• _Task_: Repeat the entire listing exactly as written.

[Excerpts from a figure dataset]

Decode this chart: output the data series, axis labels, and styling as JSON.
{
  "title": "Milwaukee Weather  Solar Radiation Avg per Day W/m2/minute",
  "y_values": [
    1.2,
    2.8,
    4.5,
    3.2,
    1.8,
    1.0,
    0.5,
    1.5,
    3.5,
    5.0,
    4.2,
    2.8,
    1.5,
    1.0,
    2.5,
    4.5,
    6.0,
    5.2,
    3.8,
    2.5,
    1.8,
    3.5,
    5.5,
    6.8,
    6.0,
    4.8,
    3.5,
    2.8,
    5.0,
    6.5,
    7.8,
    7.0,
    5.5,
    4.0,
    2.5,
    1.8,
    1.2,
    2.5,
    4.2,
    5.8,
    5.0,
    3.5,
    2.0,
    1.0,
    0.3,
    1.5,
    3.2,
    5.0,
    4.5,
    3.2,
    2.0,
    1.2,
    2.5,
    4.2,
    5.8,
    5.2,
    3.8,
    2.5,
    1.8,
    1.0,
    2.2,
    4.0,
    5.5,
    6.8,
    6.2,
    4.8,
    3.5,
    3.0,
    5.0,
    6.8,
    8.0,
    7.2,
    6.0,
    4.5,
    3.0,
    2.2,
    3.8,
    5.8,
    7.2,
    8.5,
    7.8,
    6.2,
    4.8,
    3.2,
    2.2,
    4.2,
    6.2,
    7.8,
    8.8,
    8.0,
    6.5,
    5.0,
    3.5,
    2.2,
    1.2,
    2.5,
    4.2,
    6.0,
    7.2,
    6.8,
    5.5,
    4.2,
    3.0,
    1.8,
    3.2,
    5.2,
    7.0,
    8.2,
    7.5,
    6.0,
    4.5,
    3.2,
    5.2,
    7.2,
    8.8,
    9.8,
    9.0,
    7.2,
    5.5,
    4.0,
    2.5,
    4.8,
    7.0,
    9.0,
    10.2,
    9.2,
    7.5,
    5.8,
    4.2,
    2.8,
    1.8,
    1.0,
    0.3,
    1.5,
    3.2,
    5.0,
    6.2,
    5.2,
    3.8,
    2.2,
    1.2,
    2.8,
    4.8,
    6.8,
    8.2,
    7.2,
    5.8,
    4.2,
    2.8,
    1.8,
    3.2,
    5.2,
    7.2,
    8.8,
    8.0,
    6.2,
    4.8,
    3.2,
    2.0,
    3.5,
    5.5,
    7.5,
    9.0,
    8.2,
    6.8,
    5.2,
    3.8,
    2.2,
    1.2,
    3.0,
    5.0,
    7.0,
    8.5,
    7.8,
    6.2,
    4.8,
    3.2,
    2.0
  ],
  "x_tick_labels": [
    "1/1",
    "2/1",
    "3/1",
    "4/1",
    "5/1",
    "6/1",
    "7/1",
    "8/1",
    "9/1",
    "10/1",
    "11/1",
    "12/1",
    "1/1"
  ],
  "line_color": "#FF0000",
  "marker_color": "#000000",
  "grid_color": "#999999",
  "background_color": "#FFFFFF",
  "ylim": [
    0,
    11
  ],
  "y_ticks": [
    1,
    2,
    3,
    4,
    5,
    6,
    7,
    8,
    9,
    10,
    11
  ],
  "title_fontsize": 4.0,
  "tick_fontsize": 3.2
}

• _Worked solution_:
Decode this chart: output the data series, axis labels, and styling as JSON.
{
  "title": "Milwaukee Weather  Solar Radiation Avg per Day W/m2/minute",
  "y_values": [
    1.2,
    2.8,
    4.5,
    3.2,
    1.8,
    1.0,
    0.5,
    1.5,
    3.5,
    5.0,
    4.2,
    2.8,
    1.5,
    1.0,
    2.5,
    4.5,
    6.0,
    5.2,
    3.8,
    2.5,
    1.8,
    3.5,
    5.5,
    6.8,
    6.0,
    4.8,
    3.5,
    2.8,
    5.0,
    6.5,
    7.8,
    7.0,
    5.5,
    4.0,
    2.5,
    1.8,
    1.2,
    2.5,
    4.2,
    5.8,
    5.0,
    3.5,
    2.0,
    1.0,
    0.3,
    1.5,
    3.2,
    5.0,
    4.5,
    3.2,
    2.0,
    1.2,
    2.5,
    4.2,
    5.8,
    5.2,
    3.8,
    2.5,
    1.8,
    1.0,
    2.2,
    4.0,
    5.5,
    6.8,
    6.2,
    4.8,
    3.5,
    3.0,
    5.0,
    6.8,
    8.0,
    7.2,
    6.0,
    4.5,
    3.0,
    2.2,
    3.8,
    5.8,
    7.2,
    8.5,
    7.8,
    6.2,
    4.8,
    3.2,
    2.2,
    4.2,
    6.2,
    7.8,
    8.8,
    8.0,
    6.5,
    5.0,
    3.5,
    2.2,
    1.2,
    2.5,
    4.2,
    6.0,
    7.2,
    6.8,
    5.5,
    4.2,
    3.0,
    1.8,
    3.2,
    5.2,
    7.0,
    8.2,
    7.5,
    6.0,
    4.5,
    3.2,
    5.2,
    7.2,
    8.8,
    9.8,
    9.0,
    7.2,
    5.5,
    4.0,
    2.5,
    4.8,
    7.0,
    9.0,
    10.2,
    9.2,
    7.5,
    5.8,
    4.2,
    2.8,
    1.8,
    1.0,
    0.3,
    1.5,
    3.2,
    5.0,
    6.2,
    5.2,
    3.8,
    2.2,
    1.2,
    2.8,
    4.8,
    6.8,
    8.2,
    7.2,
    5.8,
    4.2,
    2.8,
    1.8,
    3.2,
    5.2,
    7.2,
    8.8,
    8.0,
    6.2,
    4.8,
    3.2,
    2.0,
    3.5,
    5.5,
    7.5,
    9.0,
    8.2,
    6.8,
    5.2,
    3.8,
    2.2,
    1.2,
    3.0,
    5.0,
    7.0,
    8.5,
    7.8,
    6.2,
    4.8,
    3.2,
    2.0
  ],
  "x_tick_labels": [
    "1/1",
    "2/1",
    "3/1",
    "4/1",
    "5/1",
    "6/1",
    "7/1",
    "8/1",
    "9/1",
    "10/1",
    "11/1",
    "12/1",
    "1/1"
  ],
  "line_color": "#FF0000",
  "marker_color": "#000000",
  "grid_color": "#999999",
  "background_color": "#FFFFFF",
  "ylim": [
    0,
    11
  ],
  "y_ticks": [
    1,
    2,
    3,
    4,
    5,
    6,
    7,
    8,
    9,
    10,
    11
  ],
  "title_fontsize": 4.0,
  "tick_fontsize": 3.2
}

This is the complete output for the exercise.